[Collected data]
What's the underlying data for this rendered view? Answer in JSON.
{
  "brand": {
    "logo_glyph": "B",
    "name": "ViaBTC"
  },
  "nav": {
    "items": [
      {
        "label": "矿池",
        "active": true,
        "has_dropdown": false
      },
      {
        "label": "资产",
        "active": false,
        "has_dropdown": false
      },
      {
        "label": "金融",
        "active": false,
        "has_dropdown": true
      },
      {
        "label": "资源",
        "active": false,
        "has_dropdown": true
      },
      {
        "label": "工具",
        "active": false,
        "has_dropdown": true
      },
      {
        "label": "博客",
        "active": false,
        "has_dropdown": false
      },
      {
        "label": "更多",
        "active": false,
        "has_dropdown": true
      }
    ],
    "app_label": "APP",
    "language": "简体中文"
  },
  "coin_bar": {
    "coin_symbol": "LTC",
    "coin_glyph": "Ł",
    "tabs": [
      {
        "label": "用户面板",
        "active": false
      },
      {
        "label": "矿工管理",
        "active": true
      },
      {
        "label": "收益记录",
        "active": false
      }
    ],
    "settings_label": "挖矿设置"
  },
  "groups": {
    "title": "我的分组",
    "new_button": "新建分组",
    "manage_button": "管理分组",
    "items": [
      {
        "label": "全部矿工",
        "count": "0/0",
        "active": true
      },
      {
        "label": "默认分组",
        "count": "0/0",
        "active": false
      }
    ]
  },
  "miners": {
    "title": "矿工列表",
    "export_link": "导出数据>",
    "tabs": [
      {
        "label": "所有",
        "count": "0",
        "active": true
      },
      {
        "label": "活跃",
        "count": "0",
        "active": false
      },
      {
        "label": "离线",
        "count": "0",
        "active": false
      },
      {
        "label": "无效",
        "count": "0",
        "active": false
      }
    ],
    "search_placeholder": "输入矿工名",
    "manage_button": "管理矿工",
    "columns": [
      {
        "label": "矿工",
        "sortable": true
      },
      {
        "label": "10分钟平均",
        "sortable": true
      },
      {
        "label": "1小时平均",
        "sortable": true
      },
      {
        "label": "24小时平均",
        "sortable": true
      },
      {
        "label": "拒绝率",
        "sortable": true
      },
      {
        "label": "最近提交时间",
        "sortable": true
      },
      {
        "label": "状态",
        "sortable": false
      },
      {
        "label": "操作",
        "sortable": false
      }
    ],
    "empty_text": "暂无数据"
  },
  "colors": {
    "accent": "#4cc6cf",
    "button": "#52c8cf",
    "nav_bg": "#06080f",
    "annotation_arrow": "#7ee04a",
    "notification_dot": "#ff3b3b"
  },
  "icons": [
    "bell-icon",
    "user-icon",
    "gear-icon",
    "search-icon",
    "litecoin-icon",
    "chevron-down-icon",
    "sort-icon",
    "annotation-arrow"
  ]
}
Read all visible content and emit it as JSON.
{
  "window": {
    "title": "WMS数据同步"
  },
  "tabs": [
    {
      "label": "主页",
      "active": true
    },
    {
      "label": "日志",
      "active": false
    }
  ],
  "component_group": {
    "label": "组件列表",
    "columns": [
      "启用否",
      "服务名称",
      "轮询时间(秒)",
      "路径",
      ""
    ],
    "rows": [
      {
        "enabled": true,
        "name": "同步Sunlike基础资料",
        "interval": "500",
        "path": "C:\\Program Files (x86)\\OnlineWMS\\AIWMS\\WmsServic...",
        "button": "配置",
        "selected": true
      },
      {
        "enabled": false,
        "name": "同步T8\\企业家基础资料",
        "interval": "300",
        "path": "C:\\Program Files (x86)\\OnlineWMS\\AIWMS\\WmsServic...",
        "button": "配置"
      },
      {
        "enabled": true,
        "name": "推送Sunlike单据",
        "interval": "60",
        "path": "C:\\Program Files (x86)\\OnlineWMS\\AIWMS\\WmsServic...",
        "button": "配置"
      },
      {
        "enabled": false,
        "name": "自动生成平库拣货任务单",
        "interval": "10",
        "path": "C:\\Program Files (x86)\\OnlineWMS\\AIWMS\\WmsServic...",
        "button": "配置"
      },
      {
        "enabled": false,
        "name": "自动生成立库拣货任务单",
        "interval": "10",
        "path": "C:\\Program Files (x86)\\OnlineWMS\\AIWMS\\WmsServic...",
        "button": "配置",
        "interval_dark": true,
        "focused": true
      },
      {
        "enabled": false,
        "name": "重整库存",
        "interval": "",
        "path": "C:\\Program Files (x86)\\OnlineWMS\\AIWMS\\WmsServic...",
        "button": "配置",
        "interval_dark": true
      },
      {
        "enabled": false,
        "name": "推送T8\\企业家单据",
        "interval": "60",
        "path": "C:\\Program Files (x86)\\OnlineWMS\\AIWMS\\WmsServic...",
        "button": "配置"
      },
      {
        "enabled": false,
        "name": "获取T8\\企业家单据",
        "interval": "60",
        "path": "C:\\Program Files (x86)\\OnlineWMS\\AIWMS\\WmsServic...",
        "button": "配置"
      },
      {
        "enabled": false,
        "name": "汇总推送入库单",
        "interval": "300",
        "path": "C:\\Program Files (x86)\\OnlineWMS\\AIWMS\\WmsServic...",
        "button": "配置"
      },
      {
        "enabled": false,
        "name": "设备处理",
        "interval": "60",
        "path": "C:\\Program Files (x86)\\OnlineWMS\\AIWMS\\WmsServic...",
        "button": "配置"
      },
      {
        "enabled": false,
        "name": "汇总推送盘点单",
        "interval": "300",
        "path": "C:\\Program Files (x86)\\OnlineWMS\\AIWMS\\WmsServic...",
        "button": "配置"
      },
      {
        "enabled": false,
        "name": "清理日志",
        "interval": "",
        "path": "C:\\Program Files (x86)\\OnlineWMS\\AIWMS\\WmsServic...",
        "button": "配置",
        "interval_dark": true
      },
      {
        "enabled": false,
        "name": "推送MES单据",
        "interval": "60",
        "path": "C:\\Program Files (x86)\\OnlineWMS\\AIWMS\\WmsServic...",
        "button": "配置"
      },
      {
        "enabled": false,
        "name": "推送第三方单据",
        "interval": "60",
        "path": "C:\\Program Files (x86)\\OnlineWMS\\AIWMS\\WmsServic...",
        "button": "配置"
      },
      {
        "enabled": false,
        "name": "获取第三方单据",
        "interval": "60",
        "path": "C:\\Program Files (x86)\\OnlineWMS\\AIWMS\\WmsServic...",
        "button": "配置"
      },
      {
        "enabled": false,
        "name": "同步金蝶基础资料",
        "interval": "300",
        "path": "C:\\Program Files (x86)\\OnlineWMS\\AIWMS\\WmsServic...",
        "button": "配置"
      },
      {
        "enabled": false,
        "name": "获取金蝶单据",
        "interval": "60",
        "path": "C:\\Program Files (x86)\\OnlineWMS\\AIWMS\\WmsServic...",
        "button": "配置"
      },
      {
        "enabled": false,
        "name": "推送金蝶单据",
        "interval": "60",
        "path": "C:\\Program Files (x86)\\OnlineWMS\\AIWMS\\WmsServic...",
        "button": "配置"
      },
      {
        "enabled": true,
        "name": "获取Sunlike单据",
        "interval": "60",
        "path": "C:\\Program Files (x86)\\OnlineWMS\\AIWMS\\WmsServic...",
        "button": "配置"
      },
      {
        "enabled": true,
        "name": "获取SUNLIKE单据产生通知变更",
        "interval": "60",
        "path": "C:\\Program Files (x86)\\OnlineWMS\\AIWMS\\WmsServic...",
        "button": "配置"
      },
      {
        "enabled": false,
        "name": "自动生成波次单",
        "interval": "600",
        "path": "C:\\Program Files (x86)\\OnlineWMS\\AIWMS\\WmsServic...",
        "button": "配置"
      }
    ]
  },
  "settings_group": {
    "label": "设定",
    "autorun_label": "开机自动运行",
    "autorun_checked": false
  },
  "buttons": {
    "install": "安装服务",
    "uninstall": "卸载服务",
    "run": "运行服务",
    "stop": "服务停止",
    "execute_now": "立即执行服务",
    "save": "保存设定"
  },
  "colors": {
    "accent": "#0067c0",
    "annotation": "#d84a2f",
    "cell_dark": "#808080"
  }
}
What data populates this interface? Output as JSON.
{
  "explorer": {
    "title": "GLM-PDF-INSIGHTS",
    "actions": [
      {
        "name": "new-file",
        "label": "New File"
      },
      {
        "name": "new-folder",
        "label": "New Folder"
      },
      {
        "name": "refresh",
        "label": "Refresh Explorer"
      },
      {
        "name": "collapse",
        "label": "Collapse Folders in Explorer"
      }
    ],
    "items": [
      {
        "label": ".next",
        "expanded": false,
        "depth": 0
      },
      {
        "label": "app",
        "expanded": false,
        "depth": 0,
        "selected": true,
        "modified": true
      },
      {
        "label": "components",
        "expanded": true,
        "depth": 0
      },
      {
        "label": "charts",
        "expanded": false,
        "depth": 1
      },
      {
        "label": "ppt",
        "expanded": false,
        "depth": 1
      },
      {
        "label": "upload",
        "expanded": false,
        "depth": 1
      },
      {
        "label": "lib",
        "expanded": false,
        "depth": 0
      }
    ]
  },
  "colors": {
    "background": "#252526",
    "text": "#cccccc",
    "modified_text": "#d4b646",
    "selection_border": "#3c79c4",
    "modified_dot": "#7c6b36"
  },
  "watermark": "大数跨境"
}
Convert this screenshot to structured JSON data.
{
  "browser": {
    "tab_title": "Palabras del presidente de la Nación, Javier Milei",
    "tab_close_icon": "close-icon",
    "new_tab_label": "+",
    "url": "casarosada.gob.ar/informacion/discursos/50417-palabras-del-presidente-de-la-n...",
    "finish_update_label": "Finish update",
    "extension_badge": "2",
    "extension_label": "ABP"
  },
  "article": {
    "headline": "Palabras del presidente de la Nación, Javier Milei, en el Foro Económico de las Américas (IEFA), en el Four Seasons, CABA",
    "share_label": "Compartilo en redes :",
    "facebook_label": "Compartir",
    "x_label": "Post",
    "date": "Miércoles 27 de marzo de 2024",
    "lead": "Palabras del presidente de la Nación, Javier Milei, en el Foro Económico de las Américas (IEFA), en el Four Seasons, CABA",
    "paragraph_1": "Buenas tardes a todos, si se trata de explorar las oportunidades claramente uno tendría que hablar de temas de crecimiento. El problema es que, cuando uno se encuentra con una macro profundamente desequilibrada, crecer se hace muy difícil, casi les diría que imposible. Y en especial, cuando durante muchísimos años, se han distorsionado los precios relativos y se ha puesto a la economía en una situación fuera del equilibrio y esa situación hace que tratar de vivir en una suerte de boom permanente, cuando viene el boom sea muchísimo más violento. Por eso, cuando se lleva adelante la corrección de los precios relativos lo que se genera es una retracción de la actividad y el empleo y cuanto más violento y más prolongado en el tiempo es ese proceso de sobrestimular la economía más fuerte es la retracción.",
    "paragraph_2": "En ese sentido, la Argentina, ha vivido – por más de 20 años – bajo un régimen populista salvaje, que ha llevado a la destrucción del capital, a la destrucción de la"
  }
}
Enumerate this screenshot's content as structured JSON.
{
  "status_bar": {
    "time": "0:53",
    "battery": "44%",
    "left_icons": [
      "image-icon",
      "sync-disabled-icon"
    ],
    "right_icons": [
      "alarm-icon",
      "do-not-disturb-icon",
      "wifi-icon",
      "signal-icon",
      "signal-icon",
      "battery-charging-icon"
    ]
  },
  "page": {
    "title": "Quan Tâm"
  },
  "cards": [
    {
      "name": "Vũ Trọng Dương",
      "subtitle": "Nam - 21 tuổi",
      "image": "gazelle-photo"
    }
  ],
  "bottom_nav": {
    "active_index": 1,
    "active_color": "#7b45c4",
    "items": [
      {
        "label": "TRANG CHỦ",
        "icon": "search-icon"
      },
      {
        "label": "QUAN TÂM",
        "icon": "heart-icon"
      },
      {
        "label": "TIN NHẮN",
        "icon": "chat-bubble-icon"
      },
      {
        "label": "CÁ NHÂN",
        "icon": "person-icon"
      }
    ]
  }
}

## EXERCISE DESCRIPTION
Provide only the count of lines in the material above that hold the word "IEFA".

## TASK ANSWER
2